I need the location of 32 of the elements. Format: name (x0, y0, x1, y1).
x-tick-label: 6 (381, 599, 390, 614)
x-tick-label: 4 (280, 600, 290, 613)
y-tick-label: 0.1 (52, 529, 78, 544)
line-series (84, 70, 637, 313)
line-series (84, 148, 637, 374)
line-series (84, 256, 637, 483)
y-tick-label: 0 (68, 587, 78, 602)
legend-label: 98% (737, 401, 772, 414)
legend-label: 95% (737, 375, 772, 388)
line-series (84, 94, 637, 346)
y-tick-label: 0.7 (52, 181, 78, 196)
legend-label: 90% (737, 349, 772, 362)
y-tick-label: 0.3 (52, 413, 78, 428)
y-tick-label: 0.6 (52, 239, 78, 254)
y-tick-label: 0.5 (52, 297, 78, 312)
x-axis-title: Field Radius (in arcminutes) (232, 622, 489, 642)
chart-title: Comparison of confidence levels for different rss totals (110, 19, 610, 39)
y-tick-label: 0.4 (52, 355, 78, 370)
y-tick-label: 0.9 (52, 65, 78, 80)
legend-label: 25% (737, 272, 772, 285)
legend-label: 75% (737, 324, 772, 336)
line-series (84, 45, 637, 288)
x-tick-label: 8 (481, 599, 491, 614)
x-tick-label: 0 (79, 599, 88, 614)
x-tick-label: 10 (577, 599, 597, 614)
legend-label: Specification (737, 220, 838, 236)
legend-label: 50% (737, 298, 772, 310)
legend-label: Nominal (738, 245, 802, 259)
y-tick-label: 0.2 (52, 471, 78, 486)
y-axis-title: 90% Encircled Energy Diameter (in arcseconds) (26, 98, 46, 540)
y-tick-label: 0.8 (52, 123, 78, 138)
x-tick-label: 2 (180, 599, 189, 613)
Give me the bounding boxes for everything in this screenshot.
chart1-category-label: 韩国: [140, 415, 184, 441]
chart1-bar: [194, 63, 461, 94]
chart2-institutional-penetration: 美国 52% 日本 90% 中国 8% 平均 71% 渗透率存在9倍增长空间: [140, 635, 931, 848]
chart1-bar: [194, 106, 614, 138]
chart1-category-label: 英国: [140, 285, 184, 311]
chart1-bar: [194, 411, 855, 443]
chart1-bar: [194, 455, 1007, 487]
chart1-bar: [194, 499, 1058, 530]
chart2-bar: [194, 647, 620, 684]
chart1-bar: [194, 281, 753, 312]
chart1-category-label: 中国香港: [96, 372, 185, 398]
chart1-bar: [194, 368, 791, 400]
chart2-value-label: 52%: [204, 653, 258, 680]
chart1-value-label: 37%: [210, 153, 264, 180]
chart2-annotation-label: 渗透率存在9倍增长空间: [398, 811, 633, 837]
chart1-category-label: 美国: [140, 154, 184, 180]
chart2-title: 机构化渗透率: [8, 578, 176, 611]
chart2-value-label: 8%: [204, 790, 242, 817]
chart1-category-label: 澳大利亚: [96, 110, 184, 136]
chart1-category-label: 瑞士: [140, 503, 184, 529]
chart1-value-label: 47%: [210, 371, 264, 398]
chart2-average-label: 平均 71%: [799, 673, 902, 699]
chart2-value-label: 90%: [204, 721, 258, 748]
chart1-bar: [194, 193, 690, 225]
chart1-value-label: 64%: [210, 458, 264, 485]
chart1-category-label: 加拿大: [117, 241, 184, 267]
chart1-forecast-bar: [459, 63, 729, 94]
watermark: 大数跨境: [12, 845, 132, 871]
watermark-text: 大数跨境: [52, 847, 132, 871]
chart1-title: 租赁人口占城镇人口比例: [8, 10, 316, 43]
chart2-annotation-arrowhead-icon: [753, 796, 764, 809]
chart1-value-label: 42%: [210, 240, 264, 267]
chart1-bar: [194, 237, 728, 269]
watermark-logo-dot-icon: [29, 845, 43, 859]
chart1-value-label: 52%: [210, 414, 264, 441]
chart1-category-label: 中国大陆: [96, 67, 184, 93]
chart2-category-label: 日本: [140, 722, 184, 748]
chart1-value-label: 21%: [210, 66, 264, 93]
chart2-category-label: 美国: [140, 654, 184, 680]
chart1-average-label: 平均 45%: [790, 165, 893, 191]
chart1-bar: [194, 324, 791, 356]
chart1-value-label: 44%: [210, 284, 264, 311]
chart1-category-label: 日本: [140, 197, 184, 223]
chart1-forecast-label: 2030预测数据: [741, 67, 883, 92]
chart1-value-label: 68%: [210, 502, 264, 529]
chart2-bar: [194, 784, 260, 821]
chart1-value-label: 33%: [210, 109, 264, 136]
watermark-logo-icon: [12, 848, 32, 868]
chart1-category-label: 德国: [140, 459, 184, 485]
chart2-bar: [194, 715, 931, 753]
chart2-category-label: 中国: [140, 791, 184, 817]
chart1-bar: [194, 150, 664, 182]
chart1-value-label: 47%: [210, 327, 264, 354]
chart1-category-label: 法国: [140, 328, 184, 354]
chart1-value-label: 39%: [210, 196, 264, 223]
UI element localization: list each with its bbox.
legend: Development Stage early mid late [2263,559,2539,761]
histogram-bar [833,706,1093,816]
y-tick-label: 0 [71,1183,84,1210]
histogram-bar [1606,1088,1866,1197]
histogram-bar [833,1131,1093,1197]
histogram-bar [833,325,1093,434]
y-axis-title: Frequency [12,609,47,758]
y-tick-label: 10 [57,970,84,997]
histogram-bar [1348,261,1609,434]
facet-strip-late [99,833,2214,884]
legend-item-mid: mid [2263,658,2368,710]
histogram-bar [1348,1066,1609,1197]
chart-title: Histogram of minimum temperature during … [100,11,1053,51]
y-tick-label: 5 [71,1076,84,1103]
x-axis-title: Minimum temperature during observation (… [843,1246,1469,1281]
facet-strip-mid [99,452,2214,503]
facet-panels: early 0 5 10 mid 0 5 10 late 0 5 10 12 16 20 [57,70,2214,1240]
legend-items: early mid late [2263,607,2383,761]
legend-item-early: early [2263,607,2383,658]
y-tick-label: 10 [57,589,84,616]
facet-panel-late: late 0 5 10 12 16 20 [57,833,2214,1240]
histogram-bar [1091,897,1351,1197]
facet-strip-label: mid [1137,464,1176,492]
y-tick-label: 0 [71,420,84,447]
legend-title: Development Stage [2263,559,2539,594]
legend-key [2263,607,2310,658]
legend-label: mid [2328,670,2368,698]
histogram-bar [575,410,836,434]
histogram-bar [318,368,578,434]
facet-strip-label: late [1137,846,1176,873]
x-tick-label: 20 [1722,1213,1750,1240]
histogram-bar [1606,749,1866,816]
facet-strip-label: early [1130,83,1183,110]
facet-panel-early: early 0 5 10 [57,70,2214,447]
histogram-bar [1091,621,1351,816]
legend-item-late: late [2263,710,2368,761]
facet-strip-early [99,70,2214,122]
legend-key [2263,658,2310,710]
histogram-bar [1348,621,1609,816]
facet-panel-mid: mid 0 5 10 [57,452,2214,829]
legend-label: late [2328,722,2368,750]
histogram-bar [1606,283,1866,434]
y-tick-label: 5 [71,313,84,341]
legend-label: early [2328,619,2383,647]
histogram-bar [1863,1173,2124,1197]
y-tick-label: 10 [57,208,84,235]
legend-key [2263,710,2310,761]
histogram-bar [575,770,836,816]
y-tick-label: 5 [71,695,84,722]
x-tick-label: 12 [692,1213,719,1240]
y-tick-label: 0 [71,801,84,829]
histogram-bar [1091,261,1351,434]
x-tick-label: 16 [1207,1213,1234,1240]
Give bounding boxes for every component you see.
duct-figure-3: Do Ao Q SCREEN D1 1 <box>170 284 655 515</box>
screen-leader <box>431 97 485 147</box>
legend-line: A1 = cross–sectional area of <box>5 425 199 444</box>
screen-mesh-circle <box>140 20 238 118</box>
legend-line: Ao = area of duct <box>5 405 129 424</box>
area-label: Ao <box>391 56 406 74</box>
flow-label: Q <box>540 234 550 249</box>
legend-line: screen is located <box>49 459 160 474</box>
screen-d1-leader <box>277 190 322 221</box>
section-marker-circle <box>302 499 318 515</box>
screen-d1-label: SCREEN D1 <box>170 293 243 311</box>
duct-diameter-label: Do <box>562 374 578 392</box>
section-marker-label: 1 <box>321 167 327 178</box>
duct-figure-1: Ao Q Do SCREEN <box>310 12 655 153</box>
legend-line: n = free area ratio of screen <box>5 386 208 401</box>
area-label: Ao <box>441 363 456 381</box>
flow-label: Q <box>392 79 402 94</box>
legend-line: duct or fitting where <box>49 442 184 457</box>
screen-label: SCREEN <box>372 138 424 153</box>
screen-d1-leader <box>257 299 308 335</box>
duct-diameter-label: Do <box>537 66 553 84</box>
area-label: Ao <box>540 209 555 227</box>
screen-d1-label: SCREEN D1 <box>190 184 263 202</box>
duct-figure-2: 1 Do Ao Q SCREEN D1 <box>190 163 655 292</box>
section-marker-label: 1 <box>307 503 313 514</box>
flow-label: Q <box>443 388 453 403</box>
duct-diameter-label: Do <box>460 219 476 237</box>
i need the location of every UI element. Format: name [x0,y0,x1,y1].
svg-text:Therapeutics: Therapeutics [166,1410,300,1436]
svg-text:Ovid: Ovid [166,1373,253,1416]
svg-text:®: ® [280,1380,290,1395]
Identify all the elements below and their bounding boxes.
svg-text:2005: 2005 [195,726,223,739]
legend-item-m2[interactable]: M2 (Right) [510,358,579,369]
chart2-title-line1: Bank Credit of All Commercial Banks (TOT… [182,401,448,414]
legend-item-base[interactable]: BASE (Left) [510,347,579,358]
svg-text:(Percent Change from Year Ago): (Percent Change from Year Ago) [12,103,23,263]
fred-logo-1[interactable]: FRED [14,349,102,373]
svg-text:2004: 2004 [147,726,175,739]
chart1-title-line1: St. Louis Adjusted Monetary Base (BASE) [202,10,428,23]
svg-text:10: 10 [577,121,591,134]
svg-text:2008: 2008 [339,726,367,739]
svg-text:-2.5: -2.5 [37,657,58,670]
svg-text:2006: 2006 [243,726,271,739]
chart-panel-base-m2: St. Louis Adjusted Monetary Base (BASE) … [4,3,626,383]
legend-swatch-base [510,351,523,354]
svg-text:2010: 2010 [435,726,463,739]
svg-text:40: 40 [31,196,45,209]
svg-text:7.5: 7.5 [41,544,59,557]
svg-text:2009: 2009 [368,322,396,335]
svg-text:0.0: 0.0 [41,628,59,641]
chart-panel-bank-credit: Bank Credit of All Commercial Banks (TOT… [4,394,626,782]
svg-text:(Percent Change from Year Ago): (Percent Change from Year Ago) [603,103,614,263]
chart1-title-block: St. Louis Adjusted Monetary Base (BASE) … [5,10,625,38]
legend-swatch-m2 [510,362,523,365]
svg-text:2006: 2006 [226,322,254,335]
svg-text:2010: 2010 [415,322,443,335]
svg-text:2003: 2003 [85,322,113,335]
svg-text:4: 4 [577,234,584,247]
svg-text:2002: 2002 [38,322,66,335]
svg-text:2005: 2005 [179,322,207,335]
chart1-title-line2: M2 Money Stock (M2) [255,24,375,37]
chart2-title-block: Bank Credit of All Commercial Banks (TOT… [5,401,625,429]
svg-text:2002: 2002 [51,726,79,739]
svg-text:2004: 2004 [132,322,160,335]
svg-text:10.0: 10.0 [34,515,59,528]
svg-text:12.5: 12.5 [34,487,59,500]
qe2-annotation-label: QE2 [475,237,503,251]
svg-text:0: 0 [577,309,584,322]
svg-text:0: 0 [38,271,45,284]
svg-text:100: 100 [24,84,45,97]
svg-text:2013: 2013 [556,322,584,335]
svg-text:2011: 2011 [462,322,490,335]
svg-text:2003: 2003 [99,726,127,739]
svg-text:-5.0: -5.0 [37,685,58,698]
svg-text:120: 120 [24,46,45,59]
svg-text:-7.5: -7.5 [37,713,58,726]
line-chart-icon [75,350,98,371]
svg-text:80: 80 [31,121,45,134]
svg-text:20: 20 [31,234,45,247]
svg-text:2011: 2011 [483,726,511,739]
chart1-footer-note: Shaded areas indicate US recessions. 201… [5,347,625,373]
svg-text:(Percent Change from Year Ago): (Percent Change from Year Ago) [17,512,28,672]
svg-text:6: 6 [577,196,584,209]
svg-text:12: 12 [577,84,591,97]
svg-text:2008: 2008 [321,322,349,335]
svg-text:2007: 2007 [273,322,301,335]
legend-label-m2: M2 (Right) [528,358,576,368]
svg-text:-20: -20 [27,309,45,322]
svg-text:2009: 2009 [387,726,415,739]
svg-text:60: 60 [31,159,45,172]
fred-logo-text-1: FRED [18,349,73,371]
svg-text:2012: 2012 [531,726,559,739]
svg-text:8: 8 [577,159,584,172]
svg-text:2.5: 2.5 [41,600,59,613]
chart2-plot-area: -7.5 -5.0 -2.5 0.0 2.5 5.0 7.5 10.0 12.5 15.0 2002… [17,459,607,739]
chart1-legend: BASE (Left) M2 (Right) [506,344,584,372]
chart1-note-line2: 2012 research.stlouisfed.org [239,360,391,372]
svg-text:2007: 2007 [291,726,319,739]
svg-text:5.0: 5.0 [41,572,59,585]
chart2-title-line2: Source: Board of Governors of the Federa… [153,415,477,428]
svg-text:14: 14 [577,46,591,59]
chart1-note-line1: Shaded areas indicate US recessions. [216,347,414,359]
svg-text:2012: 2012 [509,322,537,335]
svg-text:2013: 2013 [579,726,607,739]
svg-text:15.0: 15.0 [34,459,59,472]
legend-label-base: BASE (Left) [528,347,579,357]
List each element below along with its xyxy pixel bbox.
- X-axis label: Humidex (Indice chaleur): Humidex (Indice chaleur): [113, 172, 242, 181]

========

Written instruction:
Rewrite the entries from the beginning through the line containing "x-tick-label: 8 (481, 599, 491, 614)", substituting "plot-line" for "line-series" and leaving everything else unchanged.

Response:
I need the location of 32 of the elements. Format: name (x0, y0, x1, y1).
x-tick-label: 6 (381, 599, 390, 614)
x-tick-label: 4 (280, 600, 290, 613)
y-tick-label: 0.1 (52, 529, 78, 544)
plot-line (84, 70, 637, 313)
plot-line (84, 148, 637, 374)
plot-line (84, 256, 637, 483)
y-tick-label: 0 (68, 587, 78, 602)
legend-label: 98% (737, 401, 772, 414)
legend-label: 95% (737, 375, 772, 388)
plot-line (84, 94, 637, 346)
y-tick-label: 0.7 (52, 181, 78, 196)
legend-label: 90% (737, 349, 772, 362)
y-tick-label: 0.3 (52, 413, 78, 428)
y-tick-label: 0.6 (52, 239, 78, 254)
y-tick-label: 0.5 (52, 297, 78, 312)
x-axis-title: Field Radius (in arcminutes) (232, 622, 489, 642)
chart-title: Comparison of confidence levels for different rss totals (110, 19, 610, 39)
y-tick-label: 0.4 (52, 355, 78, 370)
y-tick-label: 0.9 (52, 65, 78, 80)
legend-label: 25% (737, 272, 772, 285)
legend-label: 75% (737, 324, 772, 336)
plot-line (84, 45, 637, 288)
x-tick-label: 8 (481, 599, 491, 614)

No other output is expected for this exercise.